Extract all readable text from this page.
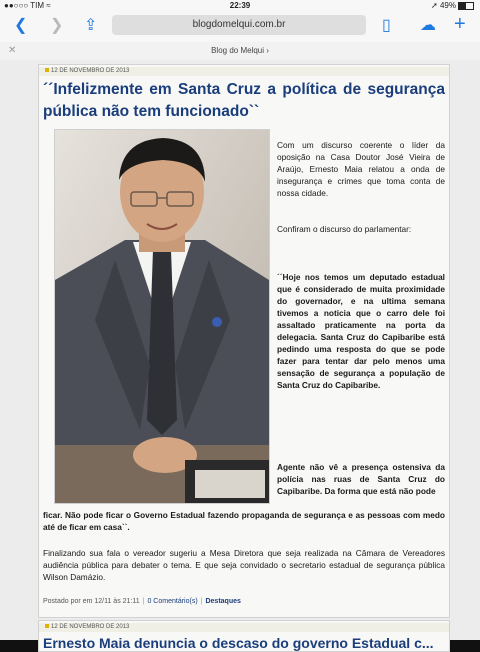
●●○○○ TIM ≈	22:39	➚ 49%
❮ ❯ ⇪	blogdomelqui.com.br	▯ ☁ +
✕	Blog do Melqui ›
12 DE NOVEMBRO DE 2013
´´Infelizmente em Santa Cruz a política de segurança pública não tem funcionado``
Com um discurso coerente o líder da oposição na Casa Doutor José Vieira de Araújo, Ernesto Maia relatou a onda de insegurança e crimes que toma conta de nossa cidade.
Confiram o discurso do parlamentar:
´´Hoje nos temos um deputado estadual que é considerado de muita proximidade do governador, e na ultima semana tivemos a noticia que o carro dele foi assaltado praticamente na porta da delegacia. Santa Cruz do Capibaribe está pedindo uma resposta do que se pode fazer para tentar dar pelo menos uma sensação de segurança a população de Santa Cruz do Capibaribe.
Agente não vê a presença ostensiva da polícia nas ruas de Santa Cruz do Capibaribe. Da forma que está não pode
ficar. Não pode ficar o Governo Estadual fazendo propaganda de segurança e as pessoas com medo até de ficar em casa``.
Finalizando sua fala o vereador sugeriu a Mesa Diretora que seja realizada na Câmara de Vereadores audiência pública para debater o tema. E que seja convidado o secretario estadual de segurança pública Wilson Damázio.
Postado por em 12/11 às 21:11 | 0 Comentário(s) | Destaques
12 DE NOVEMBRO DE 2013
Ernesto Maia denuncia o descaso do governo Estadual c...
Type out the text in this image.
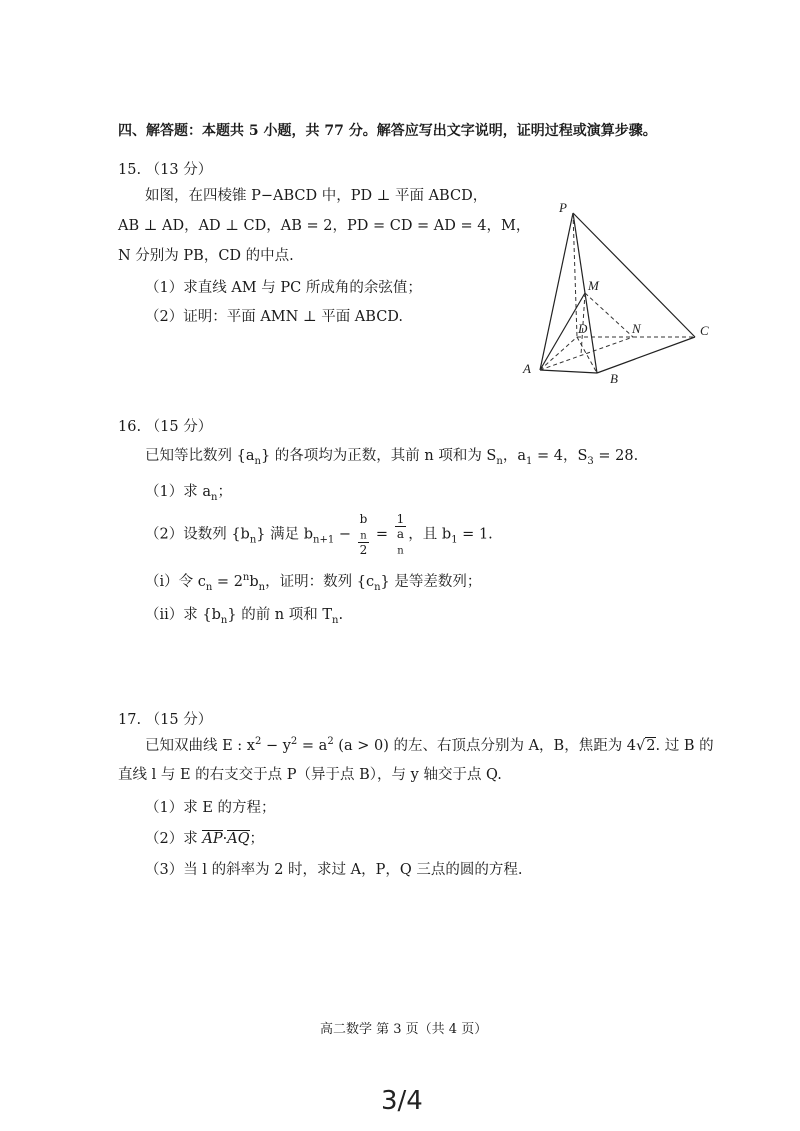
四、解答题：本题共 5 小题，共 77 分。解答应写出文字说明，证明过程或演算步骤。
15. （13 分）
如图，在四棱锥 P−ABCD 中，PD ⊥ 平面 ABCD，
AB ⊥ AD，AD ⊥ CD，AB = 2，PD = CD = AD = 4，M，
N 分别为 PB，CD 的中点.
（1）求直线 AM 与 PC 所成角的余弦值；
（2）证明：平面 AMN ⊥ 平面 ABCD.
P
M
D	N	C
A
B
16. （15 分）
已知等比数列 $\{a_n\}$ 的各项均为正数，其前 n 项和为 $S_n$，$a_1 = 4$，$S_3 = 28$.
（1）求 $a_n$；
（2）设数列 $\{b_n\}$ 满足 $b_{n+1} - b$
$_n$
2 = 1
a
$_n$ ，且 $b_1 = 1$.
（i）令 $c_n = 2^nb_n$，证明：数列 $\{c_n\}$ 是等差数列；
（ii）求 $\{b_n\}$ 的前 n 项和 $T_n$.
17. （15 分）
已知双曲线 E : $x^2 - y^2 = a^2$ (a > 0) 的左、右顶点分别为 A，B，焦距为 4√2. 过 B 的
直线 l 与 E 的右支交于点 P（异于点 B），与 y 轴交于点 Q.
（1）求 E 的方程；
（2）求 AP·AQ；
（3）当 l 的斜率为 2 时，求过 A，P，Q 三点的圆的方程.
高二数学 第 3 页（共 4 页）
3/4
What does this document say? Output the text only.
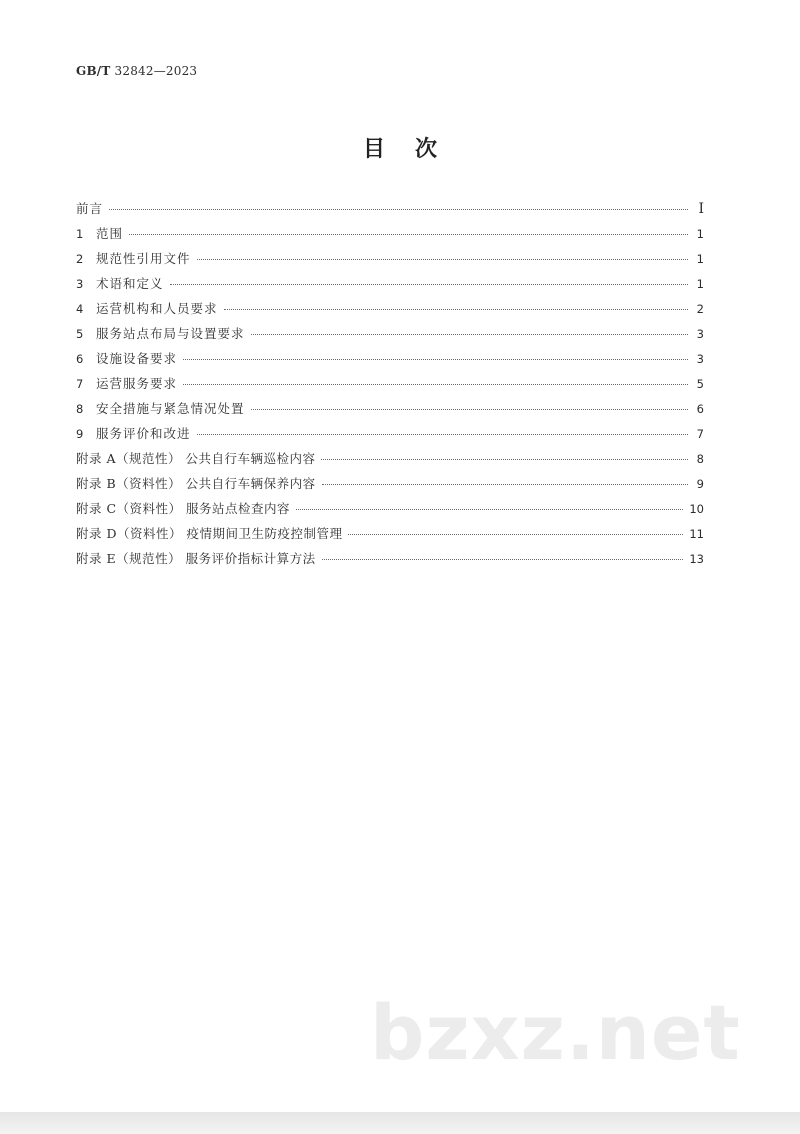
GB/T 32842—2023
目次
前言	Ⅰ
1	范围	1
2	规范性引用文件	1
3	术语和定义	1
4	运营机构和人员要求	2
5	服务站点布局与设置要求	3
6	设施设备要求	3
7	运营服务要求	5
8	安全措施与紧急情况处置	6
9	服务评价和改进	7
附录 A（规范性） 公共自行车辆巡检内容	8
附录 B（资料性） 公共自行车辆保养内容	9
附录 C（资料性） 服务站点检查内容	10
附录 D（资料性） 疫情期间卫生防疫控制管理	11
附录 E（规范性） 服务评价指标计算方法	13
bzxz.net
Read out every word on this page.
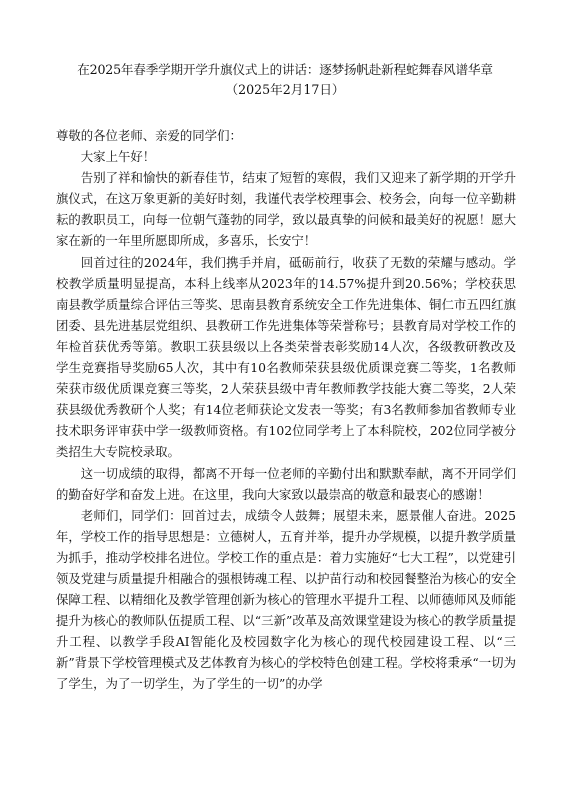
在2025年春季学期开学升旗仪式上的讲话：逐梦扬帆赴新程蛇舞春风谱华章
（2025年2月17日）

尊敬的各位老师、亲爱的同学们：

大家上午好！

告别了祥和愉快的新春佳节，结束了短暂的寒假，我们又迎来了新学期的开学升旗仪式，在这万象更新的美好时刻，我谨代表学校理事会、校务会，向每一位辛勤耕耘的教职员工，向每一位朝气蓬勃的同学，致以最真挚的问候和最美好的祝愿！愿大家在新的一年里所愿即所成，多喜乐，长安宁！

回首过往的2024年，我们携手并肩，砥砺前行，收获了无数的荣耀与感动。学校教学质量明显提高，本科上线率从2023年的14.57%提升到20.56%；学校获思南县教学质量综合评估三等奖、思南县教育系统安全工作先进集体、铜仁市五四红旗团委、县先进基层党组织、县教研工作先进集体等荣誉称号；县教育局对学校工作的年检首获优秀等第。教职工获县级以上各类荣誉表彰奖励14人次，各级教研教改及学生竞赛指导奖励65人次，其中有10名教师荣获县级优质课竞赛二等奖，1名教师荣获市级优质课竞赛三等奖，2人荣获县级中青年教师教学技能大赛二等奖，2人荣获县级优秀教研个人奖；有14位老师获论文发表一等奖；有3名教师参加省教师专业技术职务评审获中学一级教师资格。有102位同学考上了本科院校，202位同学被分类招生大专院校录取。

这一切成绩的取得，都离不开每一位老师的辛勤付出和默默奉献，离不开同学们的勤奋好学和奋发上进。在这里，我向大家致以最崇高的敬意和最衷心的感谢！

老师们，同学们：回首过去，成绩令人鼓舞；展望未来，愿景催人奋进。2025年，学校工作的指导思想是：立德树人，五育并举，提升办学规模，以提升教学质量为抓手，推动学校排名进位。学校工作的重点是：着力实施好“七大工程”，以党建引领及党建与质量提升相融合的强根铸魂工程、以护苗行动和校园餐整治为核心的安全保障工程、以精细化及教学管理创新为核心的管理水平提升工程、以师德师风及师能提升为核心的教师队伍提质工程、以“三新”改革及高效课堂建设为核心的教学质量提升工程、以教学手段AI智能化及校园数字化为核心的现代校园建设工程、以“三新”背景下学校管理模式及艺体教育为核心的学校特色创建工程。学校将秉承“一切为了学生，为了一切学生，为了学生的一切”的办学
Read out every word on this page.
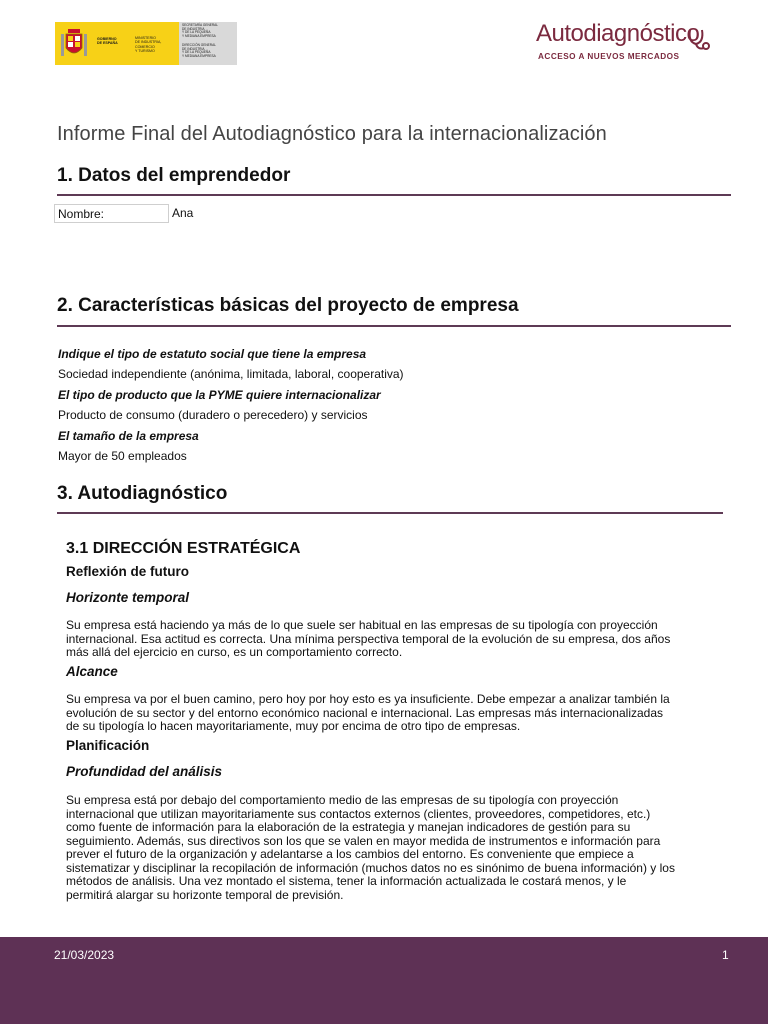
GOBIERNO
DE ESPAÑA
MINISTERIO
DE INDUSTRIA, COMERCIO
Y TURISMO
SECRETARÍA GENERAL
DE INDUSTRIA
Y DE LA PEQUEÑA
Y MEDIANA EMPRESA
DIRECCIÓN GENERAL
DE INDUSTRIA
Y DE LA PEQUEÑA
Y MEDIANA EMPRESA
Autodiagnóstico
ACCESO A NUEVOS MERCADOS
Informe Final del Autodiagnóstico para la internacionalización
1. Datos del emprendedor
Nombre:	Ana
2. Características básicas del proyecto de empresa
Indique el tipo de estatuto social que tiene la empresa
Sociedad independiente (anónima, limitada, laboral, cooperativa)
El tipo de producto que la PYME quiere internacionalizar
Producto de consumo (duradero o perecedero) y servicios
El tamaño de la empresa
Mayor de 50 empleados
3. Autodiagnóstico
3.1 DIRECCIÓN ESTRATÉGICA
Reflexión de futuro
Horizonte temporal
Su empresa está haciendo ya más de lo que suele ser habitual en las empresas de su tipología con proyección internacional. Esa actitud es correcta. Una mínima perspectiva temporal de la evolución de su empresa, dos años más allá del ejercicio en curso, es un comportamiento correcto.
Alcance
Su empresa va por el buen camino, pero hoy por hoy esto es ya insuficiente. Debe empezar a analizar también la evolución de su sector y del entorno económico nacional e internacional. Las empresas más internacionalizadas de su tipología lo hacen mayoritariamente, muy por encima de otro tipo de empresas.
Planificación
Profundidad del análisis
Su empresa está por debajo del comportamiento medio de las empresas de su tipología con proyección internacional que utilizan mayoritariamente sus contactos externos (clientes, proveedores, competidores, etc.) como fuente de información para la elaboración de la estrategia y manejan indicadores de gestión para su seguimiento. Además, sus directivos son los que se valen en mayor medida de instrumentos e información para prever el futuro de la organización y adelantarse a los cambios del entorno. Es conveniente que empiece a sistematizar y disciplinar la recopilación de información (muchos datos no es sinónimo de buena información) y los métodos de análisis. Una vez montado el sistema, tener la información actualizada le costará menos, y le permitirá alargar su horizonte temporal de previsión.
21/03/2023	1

Goal
Scan the material above. Copy each line that holds the word "ABCD".

Written solution
如图，在四棱锥 P−ABCD 中，PD ⊥ 平面 ABCD，
（2）证明：平面 AMN ⊥ 平面 ABCD.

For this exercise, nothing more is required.